- **DESCRIPCIÓN DE LA TAREA**:
Indica si cada afirmación concuerda con el fragmento sobre la Nueva Viga y los mariscos. Responde sí o no y cita textualmente las palabras que lo deciden.
1. La Nueva Viga se construyó en 1993 dentro de la Central de Abastos.
2. La Nueva Viga es el mercado de productos marinos más grande del mundo.
3. Quien narra probó por primera vez un aguachile verde de camarón a los 16 años.
::: FRAGMENTO CITADO
Durante las siguientes décadas, la población aumentó de manera sustancial en el Valle de México. La demanda desbordó las capacidades del mercado. Esto empujó a la edificación, en 1993, de la Nueva Viga, dentro de la Central de Abastos, en Iztapalapa. Es el segundo mercado de productos marinos más grande del mundo, solo después de Toyosu, en Tokio. Se calcula que la Nueva Viga provee de 1000 toneladas de mariscos al día para su consumo en la zona metropolitana. Los principales productos que comercian son camarón, tilapia, atún, pulpo, huachinango y robalo. Pero también puede hallarse atún aleta azul, rockot, cangrejo rey de Alaska, erizos de mar, percebes o callo de hacha. Casi todo lo comestible proveniente del mar está en la Nueva Viga.

Descanse en pez, amigo Chimbombo

Antes de que la colonia Granada se convirtiera en una extensión forzada de Polanco, existió un pequeño restaurante de mariscos a la orilla de las vías del tren, donde ahora se asienta el Museo Jumex. Mis padres solían llevarme al Chimbombo con frecuencia. Fue allí donde probé un ceviche de pescado por primera vez. Tal vez ese fue el punto de inflexión de mi gusto voraz por el limón.

Hay una foto que atestigua nuestro paso por el Chimbombo. Nos muestra a mi padre y a mí (yo tendría unos 3 años) volteando hacia la cámara, mientras mi madre sostiene una mirada de hartazgo y cansancio hacia mi padre. No recuerdo la razón de su desencuentro, pero apuesto a que tenía que ver con alguna sandez que dijo mi padre. De esas que le espetaba a mi madre a cada rato. Cuando mi madre sucumbió al cáncer, mi padre mantuvo inamovibles sus creencias irracionales. Ahora soy yo quien lo ve frecuentemente con hartazgo y cansancio. Aunque mi madre no tenía un gusto particular por los mariscos, siempre voy a recordar el fulgor en sus ojos cuando probó por primera vez los ostiones Rockefeller. Dos semanas después, se acercó a mí, hizo casita con su mano y me dijo al oído: “¿Y si vamos por unos ostioncitos?”

Reconfiguración y recableo

Conocí Baja California, y a la amplísima rama familiar que habita el área, cuando tenía 16 años. También fue la primera vez que probé un aguachile verde de camarón. Quizá ese fue uno de los momentos en que más júbilo he experimentado, casi a la par de cuando descubrí la existencia de los ornitorrincos. En ese entonces, aún no eran comunes los restaurantes con influencias de la costa norte del Pacífico en el DF. Durante mi estancia, insistí en comer aguachiles tanto como fuera posible. Estoy seguro de que durante esos días se me reconfiguró el cerebro. Fue mi evento canónico. Chance y durante esa reconfiguración y recableo, buena parte de mis múltiples limitaciones intelectuales se exacerbaron. Pero no me arrepiento de nada. De hecho, lo volvería a hacer.
::::::
::: MATERIAL PROPORCIONADO
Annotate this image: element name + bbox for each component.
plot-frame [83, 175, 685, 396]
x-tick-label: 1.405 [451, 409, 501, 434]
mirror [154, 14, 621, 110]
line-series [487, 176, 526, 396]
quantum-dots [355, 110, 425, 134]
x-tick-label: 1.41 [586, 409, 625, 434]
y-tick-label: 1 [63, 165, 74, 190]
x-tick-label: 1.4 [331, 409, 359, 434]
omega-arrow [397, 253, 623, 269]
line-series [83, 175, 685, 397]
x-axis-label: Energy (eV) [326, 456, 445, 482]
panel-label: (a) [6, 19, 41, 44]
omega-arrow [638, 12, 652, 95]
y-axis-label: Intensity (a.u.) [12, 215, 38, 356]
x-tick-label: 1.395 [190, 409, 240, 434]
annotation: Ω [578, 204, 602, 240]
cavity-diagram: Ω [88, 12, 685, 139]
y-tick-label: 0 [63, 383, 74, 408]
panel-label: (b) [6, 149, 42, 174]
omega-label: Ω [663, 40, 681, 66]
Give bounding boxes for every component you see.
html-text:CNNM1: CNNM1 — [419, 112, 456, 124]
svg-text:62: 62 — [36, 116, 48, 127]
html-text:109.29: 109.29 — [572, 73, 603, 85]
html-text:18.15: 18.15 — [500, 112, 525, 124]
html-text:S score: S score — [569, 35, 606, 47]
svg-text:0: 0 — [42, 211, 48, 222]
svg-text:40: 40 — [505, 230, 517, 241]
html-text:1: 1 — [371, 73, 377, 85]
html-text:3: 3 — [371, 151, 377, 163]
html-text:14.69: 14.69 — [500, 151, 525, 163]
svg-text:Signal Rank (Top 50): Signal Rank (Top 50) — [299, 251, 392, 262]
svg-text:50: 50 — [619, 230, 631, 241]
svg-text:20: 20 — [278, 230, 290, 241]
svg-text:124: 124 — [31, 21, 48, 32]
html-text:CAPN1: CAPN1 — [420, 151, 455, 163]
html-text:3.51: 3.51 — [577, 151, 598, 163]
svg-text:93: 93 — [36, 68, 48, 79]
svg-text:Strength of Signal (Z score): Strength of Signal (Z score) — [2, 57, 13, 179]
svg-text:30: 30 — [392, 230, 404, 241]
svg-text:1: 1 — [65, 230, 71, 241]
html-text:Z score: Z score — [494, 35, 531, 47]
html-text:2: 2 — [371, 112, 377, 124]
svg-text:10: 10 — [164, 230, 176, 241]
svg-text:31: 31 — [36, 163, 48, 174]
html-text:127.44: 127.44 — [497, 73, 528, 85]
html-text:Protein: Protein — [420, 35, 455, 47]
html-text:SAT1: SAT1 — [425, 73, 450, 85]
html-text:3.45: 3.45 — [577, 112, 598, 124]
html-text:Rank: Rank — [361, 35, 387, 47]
::::::
- **SOLUCIÓN PROPUESTA**:
1. Sí: «Esto empujó a la edificación, en 1993, de la Nueva Viga, dentro de la Central de Abastos, en Iztapalapa.»
2. No: «Es el segundo mercado de productos marinos más grande del mundo, solo después de Toyosu, en Tokio.»
3. Sí: «Conocí Baja California, y a la amplísima rama familiar que habita el área, cuando tenía 16 años. También fue la primera vez que probé un aguachile verde de camarón.»